* _RECORDS SHOWN_:
○ ○ ○

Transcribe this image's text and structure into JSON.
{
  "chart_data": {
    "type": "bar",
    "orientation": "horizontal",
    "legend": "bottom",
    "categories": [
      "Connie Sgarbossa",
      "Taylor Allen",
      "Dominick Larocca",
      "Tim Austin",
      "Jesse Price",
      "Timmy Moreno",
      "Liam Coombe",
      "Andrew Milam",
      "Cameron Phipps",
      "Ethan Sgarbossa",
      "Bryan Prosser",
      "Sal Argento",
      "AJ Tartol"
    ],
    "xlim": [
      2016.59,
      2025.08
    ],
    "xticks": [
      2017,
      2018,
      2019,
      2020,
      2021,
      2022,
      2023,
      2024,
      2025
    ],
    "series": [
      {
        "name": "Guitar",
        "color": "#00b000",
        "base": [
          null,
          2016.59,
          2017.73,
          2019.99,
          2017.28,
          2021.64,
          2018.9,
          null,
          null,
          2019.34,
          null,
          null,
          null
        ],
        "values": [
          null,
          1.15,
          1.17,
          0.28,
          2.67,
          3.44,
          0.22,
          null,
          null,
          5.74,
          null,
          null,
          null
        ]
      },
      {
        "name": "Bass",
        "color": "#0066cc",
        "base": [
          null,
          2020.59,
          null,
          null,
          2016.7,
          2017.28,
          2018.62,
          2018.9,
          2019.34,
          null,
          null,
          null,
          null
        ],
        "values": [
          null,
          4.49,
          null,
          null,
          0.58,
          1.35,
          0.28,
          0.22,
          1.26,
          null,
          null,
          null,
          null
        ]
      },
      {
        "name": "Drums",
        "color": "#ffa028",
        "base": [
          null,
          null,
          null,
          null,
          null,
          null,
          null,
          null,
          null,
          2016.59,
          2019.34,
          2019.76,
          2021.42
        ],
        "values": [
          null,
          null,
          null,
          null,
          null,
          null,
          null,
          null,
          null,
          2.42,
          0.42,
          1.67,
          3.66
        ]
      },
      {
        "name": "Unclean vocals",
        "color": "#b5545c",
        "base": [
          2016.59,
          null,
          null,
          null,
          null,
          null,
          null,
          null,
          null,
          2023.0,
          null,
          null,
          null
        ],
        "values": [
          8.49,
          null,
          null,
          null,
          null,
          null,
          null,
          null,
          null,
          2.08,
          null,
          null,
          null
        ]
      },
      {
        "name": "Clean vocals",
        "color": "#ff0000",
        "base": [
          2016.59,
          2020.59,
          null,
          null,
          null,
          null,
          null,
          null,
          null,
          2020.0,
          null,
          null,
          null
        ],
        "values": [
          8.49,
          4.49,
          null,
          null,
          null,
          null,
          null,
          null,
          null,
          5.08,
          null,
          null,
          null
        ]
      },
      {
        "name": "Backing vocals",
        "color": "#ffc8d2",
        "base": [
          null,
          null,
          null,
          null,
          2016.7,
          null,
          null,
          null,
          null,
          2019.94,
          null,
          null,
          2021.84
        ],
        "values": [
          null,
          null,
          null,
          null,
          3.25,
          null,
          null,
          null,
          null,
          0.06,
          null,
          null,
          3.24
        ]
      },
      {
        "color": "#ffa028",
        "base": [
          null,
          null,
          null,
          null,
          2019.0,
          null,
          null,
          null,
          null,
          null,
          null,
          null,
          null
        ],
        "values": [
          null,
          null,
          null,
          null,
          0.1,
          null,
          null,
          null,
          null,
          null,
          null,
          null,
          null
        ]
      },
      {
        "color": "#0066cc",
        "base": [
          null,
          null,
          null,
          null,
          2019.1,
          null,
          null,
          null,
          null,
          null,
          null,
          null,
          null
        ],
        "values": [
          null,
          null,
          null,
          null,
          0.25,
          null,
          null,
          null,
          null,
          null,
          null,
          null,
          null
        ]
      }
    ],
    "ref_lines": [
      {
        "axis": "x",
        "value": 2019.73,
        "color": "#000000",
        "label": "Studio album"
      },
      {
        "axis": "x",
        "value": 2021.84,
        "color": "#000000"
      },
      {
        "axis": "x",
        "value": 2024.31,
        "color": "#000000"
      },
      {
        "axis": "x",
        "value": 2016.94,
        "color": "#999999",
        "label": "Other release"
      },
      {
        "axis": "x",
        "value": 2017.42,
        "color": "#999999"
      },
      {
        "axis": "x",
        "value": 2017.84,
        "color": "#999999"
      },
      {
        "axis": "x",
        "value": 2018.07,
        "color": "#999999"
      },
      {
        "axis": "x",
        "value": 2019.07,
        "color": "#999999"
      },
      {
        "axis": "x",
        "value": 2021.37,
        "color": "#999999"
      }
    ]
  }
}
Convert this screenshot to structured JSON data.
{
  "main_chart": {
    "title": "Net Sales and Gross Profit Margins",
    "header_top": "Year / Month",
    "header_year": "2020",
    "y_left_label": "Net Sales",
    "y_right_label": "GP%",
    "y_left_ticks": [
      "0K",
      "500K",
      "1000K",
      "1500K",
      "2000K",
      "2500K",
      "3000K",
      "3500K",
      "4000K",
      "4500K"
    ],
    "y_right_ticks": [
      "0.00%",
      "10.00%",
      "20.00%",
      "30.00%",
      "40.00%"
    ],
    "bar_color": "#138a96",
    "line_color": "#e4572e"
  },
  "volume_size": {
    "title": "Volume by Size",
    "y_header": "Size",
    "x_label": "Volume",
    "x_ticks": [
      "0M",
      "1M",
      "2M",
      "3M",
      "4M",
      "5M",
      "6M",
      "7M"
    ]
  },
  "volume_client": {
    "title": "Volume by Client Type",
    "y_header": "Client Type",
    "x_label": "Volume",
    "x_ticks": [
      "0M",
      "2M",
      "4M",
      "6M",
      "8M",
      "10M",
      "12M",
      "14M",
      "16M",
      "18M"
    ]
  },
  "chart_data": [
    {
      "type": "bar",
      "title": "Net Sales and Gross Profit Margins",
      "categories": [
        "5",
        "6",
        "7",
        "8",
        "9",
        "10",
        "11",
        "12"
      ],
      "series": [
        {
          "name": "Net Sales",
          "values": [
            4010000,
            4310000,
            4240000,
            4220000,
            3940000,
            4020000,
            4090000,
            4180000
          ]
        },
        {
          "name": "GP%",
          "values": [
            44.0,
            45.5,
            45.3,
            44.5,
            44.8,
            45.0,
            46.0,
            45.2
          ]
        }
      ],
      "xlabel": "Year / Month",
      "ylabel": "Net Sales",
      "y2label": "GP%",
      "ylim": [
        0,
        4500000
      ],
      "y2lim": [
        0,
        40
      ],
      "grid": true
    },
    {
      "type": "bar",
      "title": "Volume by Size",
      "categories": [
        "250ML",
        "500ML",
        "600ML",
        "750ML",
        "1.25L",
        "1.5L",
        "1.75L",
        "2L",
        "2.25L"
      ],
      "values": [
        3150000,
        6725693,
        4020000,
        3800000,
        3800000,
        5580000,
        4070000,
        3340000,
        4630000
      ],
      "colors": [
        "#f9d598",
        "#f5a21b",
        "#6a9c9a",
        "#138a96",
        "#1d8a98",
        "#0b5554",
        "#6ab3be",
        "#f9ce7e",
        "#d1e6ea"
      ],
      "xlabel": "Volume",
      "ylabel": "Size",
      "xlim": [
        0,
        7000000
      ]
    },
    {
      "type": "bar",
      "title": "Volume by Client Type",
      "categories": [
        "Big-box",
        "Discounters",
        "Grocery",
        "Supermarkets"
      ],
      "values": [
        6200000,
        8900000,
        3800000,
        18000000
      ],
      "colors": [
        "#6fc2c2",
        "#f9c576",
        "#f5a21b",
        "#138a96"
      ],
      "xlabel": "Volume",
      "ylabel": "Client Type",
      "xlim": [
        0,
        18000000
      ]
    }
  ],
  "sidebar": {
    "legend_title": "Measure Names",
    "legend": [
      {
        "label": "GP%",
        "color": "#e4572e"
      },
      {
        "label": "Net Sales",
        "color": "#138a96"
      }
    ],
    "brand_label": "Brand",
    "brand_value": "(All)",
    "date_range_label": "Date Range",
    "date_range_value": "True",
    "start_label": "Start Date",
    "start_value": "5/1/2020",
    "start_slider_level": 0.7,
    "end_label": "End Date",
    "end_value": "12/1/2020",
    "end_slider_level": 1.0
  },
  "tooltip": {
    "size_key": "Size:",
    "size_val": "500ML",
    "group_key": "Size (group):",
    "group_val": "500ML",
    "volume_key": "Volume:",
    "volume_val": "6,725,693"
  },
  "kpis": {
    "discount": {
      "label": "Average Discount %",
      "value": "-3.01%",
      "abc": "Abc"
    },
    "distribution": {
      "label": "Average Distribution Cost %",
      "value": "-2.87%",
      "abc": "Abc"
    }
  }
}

○ ○ ○

* _WHAT YOU SHOULD DO_: Supply the count of lines in the entries that contain the word "vocals", and nothing besides.

* _SOLUTION TO THIS EXERCISE_: 3